# [What you are asked to do]
Copy every line of the data exactly, leaving nothing out.

# [Dataset records]
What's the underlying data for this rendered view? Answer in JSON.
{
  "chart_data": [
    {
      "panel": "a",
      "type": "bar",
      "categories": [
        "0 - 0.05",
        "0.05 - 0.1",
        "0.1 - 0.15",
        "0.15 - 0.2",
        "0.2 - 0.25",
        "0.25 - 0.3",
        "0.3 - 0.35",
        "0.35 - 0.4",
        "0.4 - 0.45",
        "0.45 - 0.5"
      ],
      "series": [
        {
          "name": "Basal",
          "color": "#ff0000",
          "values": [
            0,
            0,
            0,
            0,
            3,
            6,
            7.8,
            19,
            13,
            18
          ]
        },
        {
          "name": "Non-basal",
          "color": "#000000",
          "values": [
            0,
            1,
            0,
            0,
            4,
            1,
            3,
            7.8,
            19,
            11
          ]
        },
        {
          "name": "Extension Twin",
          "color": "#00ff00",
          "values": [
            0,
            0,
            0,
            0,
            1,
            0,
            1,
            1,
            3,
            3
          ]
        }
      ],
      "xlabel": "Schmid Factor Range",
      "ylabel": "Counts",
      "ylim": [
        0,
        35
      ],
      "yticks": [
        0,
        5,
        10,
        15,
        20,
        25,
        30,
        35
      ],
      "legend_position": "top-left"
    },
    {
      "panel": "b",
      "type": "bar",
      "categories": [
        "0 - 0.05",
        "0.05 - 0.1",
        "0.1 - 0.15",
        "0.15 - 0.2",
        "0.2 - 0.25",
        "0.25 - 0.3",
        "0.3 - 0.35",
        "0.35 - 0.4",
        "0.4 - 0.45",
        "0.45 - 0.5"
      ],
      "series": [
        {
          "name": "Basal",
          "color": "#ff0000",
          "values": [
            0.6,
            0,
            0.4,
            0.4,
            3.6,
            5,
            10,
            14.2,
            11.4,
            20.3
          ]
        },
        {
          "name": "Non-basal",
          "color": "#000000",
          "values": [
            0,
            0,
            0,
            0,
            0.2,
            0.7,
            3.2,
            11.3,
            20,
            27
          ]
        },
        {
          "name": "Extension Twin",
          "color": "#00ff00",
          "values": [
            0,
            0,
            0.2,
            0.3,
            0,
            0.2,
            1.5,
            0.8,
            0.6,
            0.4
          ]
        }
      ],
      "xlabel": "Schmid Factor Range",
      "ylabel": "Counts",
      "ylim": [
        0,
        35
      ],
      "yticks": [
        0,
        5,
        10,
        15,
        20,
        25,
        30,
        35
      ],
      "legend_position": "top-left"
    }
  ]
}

# [Full output]
What's the underlying data for this rendered view? Answer in JSON.
{
  "chart_data": [
    {
      "panel": "a",
      "type": "bar",
      "categories": [
        "0 - 0.05",
        "0.05 - 0.1",
        "0.1 - 0.15",
        "0.15 - 0.2",
        "0.2 - 0.25",
        "0.25 - 0.3",
        "0.3 - 0.35",
        "0.35 - 0.4",
        "0.4 - 0.45",
        "0.45 - 0.5"
      ],
      "series": [
        {
          "name": "Basal",
          "color": "#ff0000",
          "values": [
            0,
            0,
            0,
            0,
            3,
            6,
            7.8,
            19,
            13,
            18
          ]
        },
        {
          "name": "Non-basal",
          "color": "#000000",
          "values": [
            0,
            1,
            0,
            0,
            4,
            1,
            3,
            7.8,
            19,
            11
          ]
        },
        {
          "name": "Extension Twin",
          "color": "#00ff00",
          "values": [
            0,
            0,
            0,
            0,
            1,
            0,
            1,
            1,
            3,
            3
          ]
        }
      ],
      "xlabel": "Schmid Factor Range",
      "ylabel": "Counts",
      "ylim": [
        0,
        35
      ],
      "yticks": [
        0,
        5,
        10,
        15,
        20,
        25,
        30,
        35
      ],
      "legend_position": "top-left"
    },
    {
      "panel": "b",
      "type": "bar",
      "categories": [
        "0 - 0.05",
        "0.05 - 0.1",
        "0.1 - 0.15",
        "0.15 - 0.2",
        "0.2 - 0.25",
        "0.25 - 0.3",
        "0.3 - 0.35",
        "0.35 - 0.4",
        "0.4 - 0.45",
        "0.45 - 0.5"
      ],
      "series": [
        {
          "name": "Basal",
          "color": "#ff0000",
          "values": [
            0.6,
            0,
            0.4,
            0.4,
            3.6,
            5,
            10,
            14.2,
            11.4,
            20.3
          ]
        },
        {
          "name": "Non-basal",
          "color": "#000000",
          "values": [
            0,
            0,
            0,
            0,
            0.2,
            0.7,
            3.2,
            11.3,
            20,
            27
          ]
        },
        {
          "name": "Extension Twin",
          "color": "#00ff00",
          "values": [
            0,
            0,
            0.2,
            0.3,
            0,
            0.2,
            1.5,
            0.8,
            0.6,
            0.4
          ]
        }
      ],
      "xlabel": "Schmid Factor Range",
      "ylabel": "Counts",
      "ylim": [
        0,
        35
      ],
      "yticks": [
        0,
        5,
        10,
        15,
        20,
        25,
        30,
        35
      ],
      "legend_position": "top-left"
    }
  ]
}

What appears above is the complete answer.